— Begin Entries —

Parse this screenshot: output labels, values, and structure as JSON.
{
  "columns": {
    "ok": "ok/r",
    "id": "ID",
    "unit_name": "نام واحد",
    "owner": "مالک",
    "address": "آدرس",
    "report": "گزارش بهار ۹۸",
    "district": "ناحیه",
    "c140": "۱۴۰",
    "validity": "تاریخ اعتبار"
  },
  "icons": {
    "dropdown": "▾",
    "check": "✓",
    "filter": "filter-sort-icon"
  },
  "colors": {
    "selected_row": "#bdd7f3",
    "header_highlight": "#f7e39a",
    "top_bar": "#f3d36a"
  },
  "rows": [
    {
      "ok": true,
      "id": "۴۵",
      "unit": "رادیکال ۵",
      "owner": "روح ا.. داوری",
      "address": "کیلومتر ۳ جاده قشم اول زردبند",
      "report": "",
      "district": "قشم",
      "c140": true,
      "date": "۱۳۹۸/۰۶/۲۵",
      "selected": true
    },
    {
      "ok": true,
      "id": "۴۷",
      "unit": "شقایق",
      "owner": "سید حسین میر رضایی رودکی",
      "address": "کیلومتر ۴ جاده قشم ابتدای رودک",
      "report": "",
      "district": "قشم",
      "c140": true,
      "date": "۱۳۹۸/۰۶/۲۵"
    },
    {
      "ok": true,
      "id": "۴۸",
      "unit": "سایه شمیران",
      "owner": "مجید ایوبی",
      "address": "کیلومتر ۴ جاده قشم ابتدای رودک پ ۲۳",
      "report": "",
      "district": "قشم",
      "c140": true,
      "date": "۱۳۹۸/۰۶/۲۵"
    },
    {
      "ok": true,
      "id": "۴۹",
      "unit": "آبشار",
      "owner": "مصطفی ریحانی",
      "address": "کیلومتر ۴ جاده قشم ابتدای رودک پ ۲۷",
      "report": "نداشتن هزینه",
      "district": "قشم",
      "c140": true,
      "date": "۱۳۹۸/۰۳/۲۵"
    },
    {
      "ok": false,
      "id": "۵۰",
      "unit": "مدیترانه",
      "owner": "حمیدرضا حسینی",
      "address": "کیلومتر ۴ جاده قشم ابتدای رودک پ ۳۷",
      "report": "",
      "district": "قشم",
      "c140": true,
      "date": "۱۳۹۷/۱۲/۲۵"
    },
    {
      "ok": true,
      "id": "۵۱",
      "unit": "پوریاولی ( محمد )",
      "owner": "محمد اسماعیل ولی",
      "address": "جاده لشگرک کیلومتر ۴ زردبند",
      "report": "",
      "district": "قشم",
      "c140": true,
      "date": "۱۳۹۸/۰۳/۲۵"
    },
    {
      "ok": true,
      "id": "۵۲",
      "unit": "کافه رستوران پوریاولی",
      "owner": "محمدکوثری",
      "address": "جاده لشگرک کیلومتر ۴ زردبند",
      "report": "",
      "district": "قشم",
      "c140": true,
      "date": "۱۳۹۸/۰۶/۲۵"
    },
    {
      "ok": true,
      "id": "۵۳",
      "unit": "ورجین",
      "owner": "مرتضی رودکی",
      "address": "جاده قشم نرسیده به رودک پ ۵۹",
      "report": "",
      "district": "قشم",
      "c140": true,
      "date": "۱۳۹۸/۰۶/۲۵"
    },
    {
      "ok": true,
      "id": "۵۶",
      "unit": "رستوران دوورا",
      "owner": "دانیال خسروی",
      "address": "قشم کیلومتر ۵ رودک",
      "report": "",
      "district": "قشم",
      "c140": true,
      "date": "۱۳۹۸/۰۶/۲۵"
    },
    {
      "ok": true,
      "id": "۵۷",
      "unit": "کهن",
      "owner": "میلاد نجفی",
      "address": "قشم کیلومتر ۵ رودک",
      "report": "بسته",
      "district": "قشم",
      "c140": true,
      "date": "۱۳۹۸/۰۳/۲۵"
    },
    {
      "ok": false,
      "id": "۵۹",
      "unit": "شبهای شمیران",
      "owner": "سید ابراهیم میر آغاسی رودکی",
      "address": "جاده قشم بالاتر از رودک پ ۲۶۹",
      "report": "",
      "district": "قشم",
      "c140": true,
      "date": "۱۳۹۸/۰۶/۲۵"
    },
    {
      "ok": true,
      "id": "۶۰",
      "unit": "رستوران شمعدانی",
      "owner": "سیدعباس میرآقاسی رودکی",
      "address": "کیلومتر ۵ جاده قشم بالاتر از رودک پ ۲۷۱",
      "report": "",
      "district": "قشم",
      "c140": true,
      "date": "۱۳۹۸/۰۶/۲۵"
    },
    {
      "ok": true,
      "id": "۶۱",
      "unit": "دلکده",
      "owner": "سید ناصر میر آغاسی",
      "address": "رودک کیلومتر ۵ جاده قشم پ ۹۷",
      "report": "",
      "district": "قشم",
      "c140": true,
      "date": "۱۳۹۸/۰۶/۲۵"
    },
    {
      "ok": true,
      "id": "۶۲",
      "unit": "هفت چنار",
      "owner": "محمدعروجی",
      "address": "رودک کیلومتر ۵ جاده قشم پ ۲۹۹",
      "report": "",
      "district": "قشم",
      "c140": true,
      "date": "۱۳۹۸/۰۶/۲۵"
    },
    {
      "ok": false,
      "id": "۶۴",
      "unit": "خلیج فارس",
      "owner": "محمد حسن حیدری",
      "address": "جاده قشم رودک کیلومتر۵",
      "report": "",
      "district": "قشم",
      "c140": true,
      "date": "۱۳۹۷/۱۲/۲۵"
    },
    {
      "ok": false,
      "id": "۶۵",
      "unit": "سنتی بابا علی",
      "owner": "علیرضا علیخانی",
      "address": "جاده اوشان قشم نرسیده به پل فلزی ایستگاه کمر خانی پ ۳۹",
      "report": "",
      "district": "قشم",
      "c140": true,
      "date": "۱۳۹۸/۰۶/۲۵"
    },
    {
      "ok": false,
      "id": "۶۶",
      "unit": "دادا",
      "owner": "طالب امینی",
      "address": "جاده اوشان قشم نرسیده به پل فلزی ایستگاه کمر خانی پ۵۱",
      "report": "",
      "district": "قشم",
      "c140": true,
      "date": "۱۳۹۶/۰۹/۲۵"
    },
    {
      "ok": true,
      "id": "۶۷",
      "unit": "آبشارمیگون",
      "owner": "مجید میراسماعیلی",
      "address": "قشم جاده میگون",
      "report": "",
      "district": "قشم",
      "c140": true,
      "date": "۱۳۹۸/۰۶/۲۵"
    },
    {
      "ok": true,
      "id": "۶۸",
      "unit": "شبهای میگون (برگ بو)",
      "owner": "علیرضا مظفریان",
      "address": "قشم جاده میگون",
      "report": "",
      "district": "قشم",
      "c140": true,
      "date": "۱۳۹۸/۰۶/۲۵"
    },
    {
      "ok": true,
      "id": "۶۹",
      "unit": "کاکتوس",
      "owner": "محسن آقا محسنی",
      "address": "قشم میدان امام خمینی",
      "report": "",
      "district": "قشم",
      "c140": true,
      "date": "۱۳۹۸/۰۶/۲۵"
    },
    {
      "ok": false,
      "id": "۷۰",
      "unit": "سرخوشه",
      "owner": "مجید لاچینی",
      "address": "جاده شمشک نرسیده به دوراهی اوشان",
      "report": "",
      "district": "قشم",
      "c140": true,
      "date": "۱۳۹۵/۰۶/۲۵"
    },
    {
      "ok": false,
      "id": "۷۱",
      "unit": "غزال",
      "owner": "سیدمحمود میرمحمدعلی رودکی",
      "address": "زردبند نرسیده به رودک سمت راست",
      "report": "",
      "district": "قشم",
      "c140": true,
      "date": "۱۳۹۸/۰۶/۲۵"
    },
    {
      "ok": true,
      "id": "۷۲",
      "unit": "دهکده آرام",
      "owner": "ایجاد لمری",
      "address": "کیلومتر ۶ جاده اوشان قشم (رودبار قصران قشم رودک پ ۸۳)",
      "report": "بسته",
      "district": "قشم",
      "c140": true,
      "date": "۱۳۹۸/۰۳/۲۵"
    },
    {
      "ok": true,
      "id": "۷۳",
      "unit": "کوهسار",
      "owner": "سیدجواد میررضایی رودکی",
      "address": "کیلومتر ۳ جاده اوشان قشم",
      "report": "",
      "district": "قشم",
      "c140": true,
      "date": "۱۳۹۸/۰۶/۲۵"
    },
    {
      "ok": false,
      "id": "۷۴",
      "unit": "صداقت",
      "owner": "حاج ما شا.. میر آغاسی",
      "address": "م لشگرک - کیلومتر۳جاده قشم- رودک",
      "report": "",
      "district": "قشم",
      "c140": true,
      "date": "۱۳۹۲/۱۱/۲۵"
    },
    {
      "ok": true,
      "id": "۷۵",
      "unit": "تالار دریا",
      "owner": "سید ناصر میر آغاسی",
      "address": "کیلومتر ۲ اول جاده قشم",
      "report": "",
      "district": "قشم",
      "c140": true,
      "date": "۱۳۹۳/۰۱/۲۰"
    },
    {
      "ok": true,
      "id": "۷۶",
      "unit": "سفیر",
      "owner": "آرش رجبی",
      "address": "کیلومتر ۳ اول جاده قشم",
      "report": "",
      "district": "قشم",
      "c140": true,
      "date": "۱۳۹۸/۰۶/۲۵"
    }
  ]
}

— End Entries —

Stated exercise: What is the number of lines above that contain "اوشان"? Answer with that number only.

Response: 5